Would you write out the entries below, every one of them, exactly?
=====
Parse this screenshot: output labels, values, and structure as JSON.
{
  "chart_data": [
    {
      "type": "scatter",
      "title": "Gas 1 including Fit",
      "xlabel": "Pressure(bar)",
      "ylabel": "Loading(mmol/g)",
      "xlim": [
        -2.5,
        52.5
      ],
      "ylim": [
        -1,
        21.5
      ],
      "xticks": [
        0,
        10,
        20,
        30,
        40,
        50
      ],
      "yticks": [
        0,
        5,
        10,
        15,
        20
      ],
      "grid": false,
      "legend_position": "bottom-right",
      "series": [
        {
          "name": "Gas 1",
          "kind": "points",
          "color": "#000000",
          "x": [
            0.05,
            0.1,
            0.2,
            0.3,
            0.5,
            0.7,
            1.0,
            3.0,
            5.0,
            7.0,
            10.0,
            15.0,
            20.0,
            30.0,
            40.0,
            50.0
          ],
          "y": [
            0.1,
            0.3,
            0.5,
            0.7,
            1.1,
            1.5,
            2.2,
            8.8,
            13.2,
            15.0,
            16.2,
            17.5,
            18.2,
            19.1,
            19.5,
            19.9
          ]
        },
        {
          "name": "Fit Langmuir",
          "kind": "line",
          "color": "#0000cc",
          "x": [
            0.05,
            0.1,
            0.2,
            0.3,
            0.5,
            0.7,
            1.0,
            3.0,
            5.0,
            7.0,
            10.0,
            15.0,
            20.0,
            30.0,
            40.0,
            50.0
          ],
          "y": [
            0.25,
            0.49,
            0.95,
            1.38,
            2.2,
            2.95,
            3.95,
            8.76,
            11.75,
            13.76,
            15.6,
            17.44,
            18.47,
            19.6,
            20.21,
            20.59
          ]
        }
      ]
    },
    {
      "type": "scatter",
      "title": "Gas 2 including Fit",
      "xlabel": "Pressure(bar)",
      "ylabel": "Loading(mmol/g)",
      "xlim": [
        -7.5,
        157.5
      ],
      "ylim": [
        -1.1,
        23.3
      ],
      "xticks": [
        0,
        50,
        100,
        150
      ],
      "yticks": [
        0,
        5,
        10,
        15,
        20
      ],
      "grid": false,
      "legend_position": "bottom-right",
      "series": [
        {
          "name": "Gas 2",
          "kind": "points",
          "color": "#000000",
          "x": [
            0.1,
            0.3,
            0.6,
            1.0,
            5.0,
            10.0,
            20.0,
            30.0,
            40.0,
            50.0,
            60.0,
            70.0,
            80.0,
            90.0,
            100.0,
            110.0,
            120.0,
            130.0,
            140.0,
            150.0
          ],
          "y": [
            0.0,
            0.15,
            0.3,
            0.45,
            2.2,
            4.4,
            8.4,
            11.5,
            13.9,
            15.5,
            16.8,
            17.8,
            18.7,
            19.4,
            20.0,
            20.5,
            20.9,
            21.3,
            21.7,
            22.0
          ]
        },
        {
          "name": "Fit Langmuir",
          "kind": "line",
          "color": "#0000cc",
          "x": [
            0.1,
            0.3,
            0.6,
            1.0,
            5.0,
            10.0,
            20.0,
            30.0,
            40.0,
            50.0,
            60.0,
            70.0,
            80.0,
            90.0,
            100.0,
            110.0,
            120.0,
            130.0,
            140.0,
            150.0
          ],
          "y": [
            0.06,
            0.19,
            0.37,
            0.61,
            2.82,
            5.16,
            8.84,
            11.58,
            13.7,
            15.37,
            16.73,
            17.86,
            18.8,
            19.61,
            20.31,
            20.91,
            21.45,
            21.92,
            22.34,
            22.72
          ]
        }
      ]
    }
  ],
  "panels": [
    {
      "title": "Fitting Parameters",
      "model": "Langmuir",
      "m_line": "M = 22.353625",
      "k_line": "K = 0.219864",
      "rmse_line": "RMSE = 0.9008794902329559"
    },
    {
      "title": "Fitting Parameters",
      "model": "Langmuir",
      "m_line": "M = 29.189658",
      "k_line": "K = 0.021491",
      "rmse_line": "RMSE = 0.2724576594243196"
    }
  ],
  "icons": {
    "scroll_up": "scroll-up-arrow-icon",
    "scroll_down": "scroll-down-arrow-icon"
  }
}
=====
**Result**
Parse this screenshot: output labels, values, and structure as JSON.
{
  "chart_data": [
    {
      "type": "scatter",
      "title": "Gas 1 including Fit",
      "xlabel": "Pressure(bar)",
      "ylabel": "Loading(mmol/g)",
      "xlim": [
        -2.5,
        52.5
      ],
      "ylim": [
        -1,
        21.5
      ],
      "xticks": [
        0,
        10,
        20,
        30,
        40,
        50
      ],
      "yticks": [
        0,
        5,
        10,
        15,
        20
      ],
      "grid": false,
      "legend_position": "bottom-right",
      "series": [
        {
          "name": "Gas 1",
          "kind": "points",
          "color": "#000000",
          "x": [
            0.05,
            0.1,
            0.2,
            0.3,
            0.5,
            0.7,
            1.0,
            3.0,
            5.0,
            7.0,
            10.0,
            15.0,
            20.0,
            30.0,
            40.0,
            50.0
          ],
          "y": [
            0.1,
            0.3,
            0.5,
            0.7,
            1.1,
            1.5,
            2.2,
            8.8,
            13.2,
            15.0,
            16.2,
            17.5,
            18.2,
            19.1,
            19.5,
            19.9
          ]
        },
        {
          "name": "Fit Langmuir",
          "kind": "line",
          "color": "#0000cc",
          "x": [
            0.05,
            0.1,
            0.2,
            0.3,
            0.5,
            0.7,
            1.0,
            3.0,
            5.0,
            7.0,
            10.0,
            15.0,
            20.0,
            30.0,
            40.0,
            50.0
          ],
          "y": [
            0.25,
            0.49,
            0.95,
            1.38,
            2.2,
            2.95,
            3.95,
            8.76,
            11.75,
            13.76,
            15.6,
            17.44,
            18.47,
            19.6,
            20.21,
            20.59
          ]
        }
      ]
    },
    {
      "type": "scatter",
      "title": "Gas 2 including Fit",
      "xlabel": "Pressure(bar)",
      "ylabel": "Loading(mmol/g)",
      "xlim": [
        -7.5,
        157.5
      ],
      "ylim": [
        -1.1,
        23.3
      ],
      "xticks": [
        0,
        50,
        100,
        150
      ],
      "yticks": [
        0,
        5,
        10,
        15,
        20
      ],
      "grid": false,
      "legend_position": "bottom-right",
      "series": [
        {
          "name": "Gas 2",
          "kind": "points",
          "color": "#000000",
          "x": [
            0.1,
            0.3,
            0.6,
            1.0,
            5.0,
            10.0,
            20.0,
            30.0,
            40.0,
            50.0,
            60.0,
            70.0,
            80.0,
            90.0,
            100.0,
            110.0,
            120.0,
            130.0,
            140.0,
            150.0
          ],
          "y": [
            0.0,
            0.15,
            0.3,
            0.45,
            2.2,
            4.4,
            8.4,
            11.5,
            13.9,
            15.5,
            16.8,
            17.8,
            18.7,
            19.4,
            20.0,
            20.5,
            20.9,
            21.3,
            21.7,
            22.0
          ]
        },
        {
          "name": "Fit Langmuir",
          "kind": "line",
          "color": "#0000cc",
          "x": [
            0.1,
            0.3,
            0.6,
            1.0,
            5.0,
            10.0,
            20.0,
            30.0,
            40.0,
            50.0,
            60.0,
            70.0,
            80.0,
            90.0,
            100.0,
            110.0,
            120.0,
            130.0,
            140.0,
            150.0
          ],
          "y": [
            0.06,
            0.19,
            0.37,
            0.61,
            2.82,
            5.16,
            8.84,
            11.58,
            13.7,
            15.37,
            16.73,
            17.86,
            18.8,
            19.61,
            20.31,
            20.91,
            21.45,
            21.92,
            22.34,
            22.72
          ]
        }
      ]
    }
  ],
  "panels": [
    {
      "title": "Fitting Parameters",
      "model": "Langmuir",
      "m_line": "M = 22.353625",
      "k_line": "K = 0.219864",
      "rmse_line": "RMSE = 0.9008794902329559"
    },
    {
      "title": "Fitting Parameters",
      "model": "Langmuir",
      "m_line": "M = 29.189658",
      "k_line": "K = 0.021491",
      "rmse_line": "RMSE = 0.2724576594243196"
    }
  ],
  "icons": {
    "scroll_up": "scroll-up-arrow-icon",
    "scroll_down": "scroll-down-arrow-icon"
  }
}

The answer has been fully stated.